▶ What you should do
Can you transcribe every entry word for word, skipping the images?

▶ Data for this exercise

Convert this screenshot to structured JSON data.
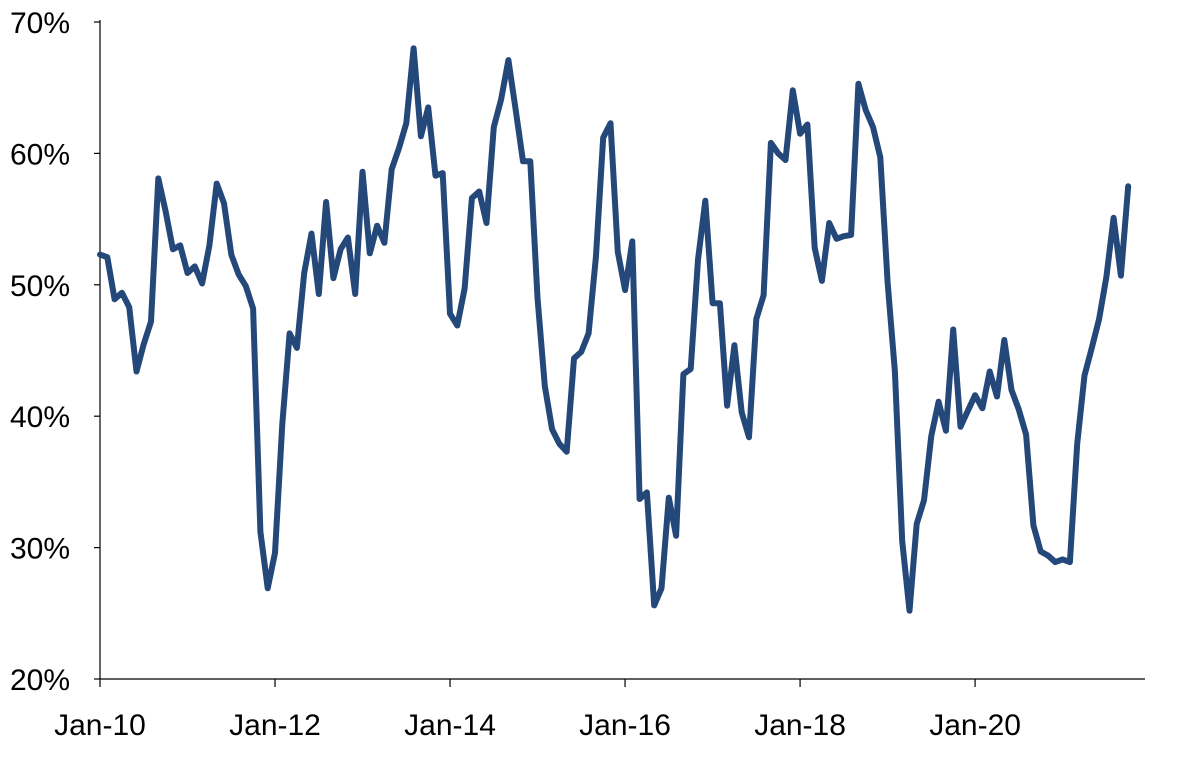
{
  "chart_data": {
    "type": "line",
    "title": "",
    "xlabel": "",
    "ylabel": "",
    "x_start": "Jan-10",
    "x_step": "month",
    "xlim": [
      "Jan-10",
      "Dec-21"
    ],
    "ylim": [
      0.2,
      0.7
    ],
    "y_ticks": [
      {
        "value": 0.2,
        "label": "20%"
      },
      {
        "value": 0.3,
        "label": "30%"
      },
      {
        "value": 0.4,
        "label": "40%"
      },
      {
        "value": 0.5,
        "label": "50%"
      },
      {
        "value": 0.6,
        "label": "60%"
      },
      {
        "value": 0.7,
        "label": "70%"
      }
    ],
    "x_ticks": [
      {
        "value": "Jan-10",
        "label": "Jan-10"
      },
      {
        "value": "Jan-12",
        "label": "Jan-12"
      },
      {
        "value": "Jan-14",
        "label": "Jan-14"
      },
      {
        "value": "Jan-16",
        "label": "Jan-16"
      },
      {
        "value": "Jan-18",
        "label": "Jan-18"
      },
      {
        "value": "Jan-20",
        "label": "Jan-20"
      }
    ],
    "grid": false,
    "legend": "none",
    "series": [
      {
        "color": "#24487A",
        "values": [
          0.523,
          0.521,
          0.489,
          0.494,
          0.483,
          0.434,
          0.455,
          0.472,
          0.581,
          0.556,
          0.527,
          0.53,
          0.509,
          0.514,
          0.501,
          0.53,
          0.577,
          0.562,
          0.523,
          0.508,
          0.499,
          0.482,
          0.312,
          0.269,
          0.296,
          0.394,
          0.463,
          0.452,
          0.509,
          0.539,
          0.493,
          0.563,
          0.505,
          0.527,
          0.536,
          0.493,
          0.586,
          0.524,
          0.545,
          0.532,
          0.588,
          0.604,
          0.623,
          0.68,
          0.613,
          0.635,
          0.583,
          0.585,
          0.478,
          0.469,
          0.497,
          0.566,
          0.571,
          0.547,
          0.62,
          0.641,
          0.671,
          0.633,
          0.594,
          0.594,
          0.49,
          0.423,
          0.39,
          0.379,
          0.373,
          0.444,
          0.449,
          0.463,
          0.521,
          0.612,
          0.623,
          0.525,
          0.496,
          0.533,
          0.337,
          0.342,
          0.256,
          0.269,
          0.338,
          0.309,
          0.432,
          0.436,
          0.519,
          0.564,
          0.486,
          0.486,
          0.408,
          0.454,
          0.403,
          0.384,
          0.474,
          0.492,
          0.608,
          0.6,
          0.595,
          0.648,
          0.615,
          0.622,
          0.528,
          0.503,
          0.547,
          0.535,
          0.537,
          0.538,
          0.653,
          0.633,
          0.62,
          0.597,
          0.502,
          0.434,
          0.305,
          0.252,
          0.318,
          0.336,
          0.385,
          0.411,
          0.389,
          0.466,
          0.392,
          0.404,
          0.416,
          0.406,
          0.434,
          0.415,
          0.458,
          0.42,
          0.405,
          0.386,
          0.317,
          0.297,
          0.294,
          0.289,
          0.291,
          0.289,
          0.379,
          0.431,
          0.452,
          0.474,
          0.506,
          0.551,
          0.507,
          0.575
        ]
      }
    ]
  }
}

▶ Problem solution
Convert this screenshot to structured JSON data.
{
  "chart_data": {
    "type": "line",
    "title": "",
    "xlabel": "",
    "ylabel": "",
    "x_start": "Jan-10",
    "x_step": "month",
    "xlim": [
      "Jan-10",
      "Dec-21"
    ],
    "ylim": [
      0.2,
      0.7
    ],
    "y_ticks": [
      {
        "value": 0.2,
        "label": "20%"
      },
      {
        "value": 0.3,
        "label": "30%"
      },
      {
        "value": 0.4,
        "label": "40%"
      },
      {
        "value": 0.5,
        "label": "50%"
      },
      {
        "value": 0.6,
        "label": "60%"
      },
      {
        "value": 0.7,
        "label": "70%"
      }
    ],
    "x_ticks": [
      {
        "value": "Jan-10",
        "label": "Jan-10"
      },
      {
        "value": "Jan-12",
        "label": "Jan-12"
      },
      {
        "value": "Jan-14",
        "label": "Jan-14"
      },
      {
        "value": "Jan-16",
        "label": "Jan-16"
      },
      {
        "value": "Jan-18",
        "label": "Jan-18"
      },
      {
        "value": "Jan-20",
        "label": "Jan-20"
      }
    ],
    "grid": false,
    "legend": "none",
    "series": [
      {
        "color": "#24487A",
        "values": [
          0.523,
          0.521,
          0.489,
          0.494,
          0.483,
          0.434,
          0.455,
          0.472,
          0.581,
          0.556,
          0.527,
          0.53,
          0.509,
          0.514,
          0.501,
          0.53,
          0.577,
          0.562,
          0.523,
          0.508,
          0.499,
          0.482,
          0.312,
          0.269,
          0.296,
          0.394,
          0.463,
          0.452,
          0.509,
          0.539,
          0.493,
          0.563,
          0.505,
          0.527,
          0.536,
          0.493,
          0.586,
          0.524,
          0.545,
          0.532,
          0.588,
          0.604,
          0.623,
          0.68,
          0.613,
          0.635,
          0.583,
          0.585,
          0.478,
          0.469,
          0.497,
          0.566,
          0.571,
          0.547,
          0.62,
          0.641,
          0.671,
          0.633,
          0.594,
          0.594,
          0.49,
          0.423,
          0.39,
          0.379,
          0.373,
          0.444,
          0.449,
          0.463,
          0.521,
          0.612,
          0.623,
          0.525,
          0.496,
          0.533,
          0.337,
          0.342,
          0.256,
          0.269,
          0.338,
          0.309,
          0.432,
          0.436,
          0.519,
          0.564,
          0.486,
          0.486,
          0.408,
          0.454,
          0.403,
          0.384,
          0.474,
          0.492,
          0.608,
          0.6,
          0.595,
          0.648,
          0.615,
          0.622,
          0.528,
          0.503,
          0.547,
          0.535,
          0.537,
          0.538,
          0.653,
          0.633,
          0.62,
          0.597,
          0.502,
          0.434,
          0.305,
          0.252,
          0.318,
          0.336,
          0.385,
          0.411,
          0.389,
          0.466,
          0.392,
          0.404,
          0.416,
          0.406,
          0.434,
          0.415,
          0.458,
          0.42,
          0.405,
          0.386,
          0.317,
          0.297,
          0.294,
          0.289,
          0.291,
          0.289,
          0.379,
          0.431,
          0.452,
          0.474,
          0.506,
          0.551,
          0.507,
          0.575
        ]
      }
    ]
  }
}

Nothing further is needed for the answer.